**Your instructions**
Your task is to write out the complete listing exactly as it is shown.

**Data rows**
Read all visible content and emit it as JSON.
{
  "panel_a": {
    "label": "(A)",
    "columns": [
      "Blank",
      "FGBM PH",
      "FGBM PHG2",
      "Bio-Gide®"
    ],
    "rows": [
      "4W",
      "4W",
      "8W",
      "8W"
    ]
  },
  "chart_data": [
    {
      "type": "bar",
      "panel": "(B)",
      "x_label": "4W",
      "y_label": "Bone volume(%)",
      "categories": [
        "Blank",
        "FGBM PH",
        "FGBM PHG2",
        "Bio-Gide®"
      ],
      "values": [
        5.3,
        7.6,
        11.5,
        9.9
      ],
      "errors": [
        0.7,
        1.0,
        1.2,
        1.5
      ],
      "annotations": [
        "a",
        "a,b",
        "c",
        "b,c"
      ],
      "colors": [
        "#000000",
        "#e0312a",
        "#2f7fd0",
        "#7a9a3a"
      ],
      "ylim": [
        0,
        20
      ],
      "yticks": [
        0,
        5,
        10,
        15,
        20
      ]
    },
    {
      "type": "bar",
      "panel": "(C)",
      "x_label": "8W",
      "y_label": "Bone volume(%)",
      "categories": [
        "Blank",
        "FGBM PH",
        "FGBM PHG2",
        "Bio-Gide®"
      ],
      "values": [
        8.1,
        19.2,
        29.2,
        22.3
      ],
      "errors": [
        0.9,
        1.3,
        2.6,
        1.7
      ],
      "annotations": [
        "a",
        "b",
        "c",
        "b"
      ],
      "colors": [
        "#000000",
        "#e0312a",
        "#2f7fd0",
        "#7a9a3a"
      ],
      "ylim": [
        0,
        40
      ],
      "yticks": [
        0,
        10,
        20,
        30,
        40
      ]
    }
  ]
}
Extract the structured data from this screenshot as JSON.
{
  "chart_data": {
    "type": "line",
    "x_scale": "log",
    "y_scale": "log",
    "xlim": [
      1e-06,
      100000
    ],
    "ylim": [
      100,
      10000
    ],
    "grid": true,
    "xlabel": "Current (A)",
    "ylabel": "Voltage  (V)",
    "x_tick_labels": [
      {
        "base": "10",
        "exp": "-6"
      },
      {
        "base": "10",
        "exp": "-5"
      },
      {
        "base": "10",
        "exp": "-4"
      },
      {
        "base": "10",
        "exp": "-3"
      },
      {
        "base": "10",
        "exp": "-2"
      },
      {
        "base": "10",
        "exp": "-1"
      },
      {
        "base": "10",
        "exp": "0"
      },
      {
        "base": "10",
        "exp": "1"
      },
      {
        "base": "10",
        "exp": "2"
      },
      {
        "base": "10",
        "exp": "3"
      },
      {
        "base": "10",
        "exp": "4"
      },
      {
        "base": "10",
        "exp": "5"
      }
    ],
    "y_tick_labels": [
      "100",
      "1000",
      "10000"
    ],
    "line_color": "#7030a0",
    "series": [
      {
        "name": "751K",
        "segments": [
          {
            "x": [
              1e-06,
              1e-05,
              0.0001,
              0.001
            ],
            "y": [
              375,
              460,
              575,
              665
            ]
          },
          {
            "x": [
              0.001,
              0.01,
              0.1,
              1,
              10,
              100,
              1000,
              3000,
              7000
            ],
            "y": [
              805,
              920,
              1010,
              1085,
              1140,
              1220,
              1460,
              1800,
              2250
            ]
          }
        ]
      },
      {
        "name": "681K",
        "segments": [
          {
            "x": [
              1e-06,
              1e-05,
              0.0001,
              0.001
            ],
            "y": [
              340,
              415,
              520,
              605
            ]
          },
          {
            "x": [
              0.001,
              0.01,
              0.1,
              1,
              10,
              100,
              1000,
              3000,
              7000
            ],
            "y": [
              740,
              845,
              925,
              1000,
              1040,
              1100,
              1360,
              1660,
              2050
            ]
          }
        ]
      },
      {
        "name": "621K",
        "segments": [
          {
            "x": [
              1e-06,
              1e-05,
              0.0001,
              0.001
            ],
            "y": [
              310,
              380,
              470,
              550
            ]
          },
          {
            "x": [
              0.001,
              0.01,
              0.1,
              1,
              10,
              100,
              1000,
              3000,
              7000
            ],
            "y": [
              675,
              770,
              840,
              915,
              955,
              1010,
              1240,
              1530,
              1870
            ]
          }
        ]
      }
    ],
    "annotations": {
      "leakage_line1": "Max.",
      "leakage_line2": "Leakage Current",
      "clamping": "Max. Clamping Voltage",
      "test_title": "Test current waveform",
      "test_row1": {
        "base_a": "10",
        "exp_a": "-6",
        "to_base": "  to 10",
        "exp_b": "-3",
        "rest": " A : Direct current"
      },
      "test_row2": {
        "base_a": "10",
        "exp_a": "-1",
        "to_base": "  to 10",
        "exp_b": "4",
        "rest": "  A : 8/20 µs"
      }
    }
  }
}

**Expected output**
Read all visible content and emit it as JSON.
{
  "panel_a": {
    "label": "(A)",
    "columns": [
      "Blank",
      "FGBM PH",
      "FGBM PHG2",
      "Bio-Gide®"
    ],
    "rows": [
      "4W",
      "4W",
      "8W",
      "8W"
    ]
  },
  "chart_data": [
    {
      "type": "bar",
      "panel": "(B)",
      "x_label": "4W",
      "y_label": "Bone volume(%)",
      "categories": [
        "Blank",
        "FGBM PH",
        "FGBM PHG2",
        "Bio-Gide®"
      ],
      "values": [
        5.3,
        7.6,
        11.5,
        9.9
      ],
      "errors": [
        0.7,
        1.0,
        1.2,
        1.5
      ],
      "annotations": [
        "a",
        "a,b",
        "c",
        "b,c"
      ],
      "colors": [
        "#000000",
        "#e0312a",
        "#2f7fd0",
        "#7a9a3a"
      ],
      "ylim": [
        0,
        20
      ],
      "yticks": [
        0,
        5,
        10,
        15,
        20
      ]
    },
    {
      "type": "bar",
      "panel": "(C)",
      "x_label": "8W",
      "y_label": "Bone volume(%)",
      "categories": [
        "Blank",
        "FGBM PH",
        "FGBM PHG2",
        "Bio-Gide®"
      ],
      "values": [
        8.1,
        19.2,
        29.2,
        22.3
      ],
      "errors": [
        0.9,
        1.3,
        2.6,
        1.7
      ],
      "annotations": [
        "a",
        "b",
        "c",
        "b"
      ],
      "colors": [
        "#000000",
        "#e0312a",
        "#2f7fd0",
        "#7a9a3a"
      ],
      "ylim": [
        0,
        40
      ],
      "yticks": [
        0,
        10,
        20,
        30,
        40
      ]
    }
  ]
}
Extract the structured data from this screenshot as JSON.
{
  "chart_data": {
    "type": "line",
    "x_scale": "log",
    "y_scale": "log",
    "xlim": [
      1e-06,
      100000
    ],
    "ylim": [
      100,
      10000
    ],
    "grid": true,
    "xlabel": "Current (A)",
    "ylabel": "Voltage  (V)",
    "x_tick_labels": [
      {
        "base": "10",
        "exp": "-6"
      },
      {
        "base": "10",
        "exp": "-5"
      },
      {
        "base": "10",
        "exp": "-4"
      },
      {
        "base": "10",
        "exp": "-3"
      },
      {
        "base": "10",
        "exp": "-2"
      },
      {
        "base": "10",
        "exp": "-1"
      },
      {
        "base": "10",
        "exp": "0"
      },
      {
        "base": "10",
        "exp": "1"
      },
      {
        "base": "10",
        "exp": "2"
      },
      {
        "base": "10",
        "exp": "3"
      },
      {
        "base": "10",
        "exp": "4"
      },
      {
        "base": "10",
        "exp": "5"
      }
    ],
    "y_tick_labels": [
      "100",
      "1000",
      "10000"
    ],
    "line_color": "#7030a0",
    "series": [
      {
        "name": "751K",
        "segments": [
          {
            "x": [
              1e-06,
              1e-05,
              0.0001,
              0.001
            ],
            "y": [
              375,
              460,
              575,
              665
            ]
          },
          {
            "x": [
              0.001,
              0.01,
              0.1,
              1,
              10,
              100,
              1000,
              3000,
              7000
            ],
            "y": [
              805,
              920,
              1010,
              1085,
              1140,
              1220,
              1460,
              1800,
              2250
            ]
          }
        ]
      },
      {
        "name": "681K",
        "segments": [
          {
            "x": [
              1e-06,
              1e-05,
              0.0001,
              0.001
            ],
            "y": [
              340,
              415,
              520,
              605
            ]
          },
          {
            "x": [
              0.001,
              0.01,
              0.1,
              1,
              10,
              100,
              1000,
              3000,
              7000
            ],
            "y": [
              740,
              845,
              925,
              1000,
              1040,
              1100,
              1360,
              1660,
              2050
            ]
          }
        ]
      },
      {
        "name": "621K",
        "segments": [
          {
            "x": [
              1e-06,
              1e-05,
              0.0001,
              0.001
            ],
            "y": [
              310,
              380,
              470,
              550
            ]
          },
          {
            "x": [
              0.001,
              0.01,
              0.1,
              1,
              10,
              100,
              1000,
              3000,
              7000
            ],
            "y": [
              675,
              770,
              840,
              915,
              955,
              1010,
              1240,
              1530,
              1870
            ]
          }
        ]
      }
    ],
    "annotations": {
      "leakage_line1": "Max.",
      "leakage_line2": "Leakage Current",
      "clamping": "Max. Clamping Voltage",
      "test_title": "Test current waveform",
      "test_row1": {
        "base_a": "10",
        "exp_a": "-6",
        "to_base": "  to 10",
        "exp_b": "-3",
        "rest": " A : Direct current"
      },
      "test_row2": {
        "base_a": "10",
        "exp_a": "-1",
        "to_base": "  to 10",
        "exp_b": "4",
        "rest": "  A : 8/20 µs"
      }
    }
  }
}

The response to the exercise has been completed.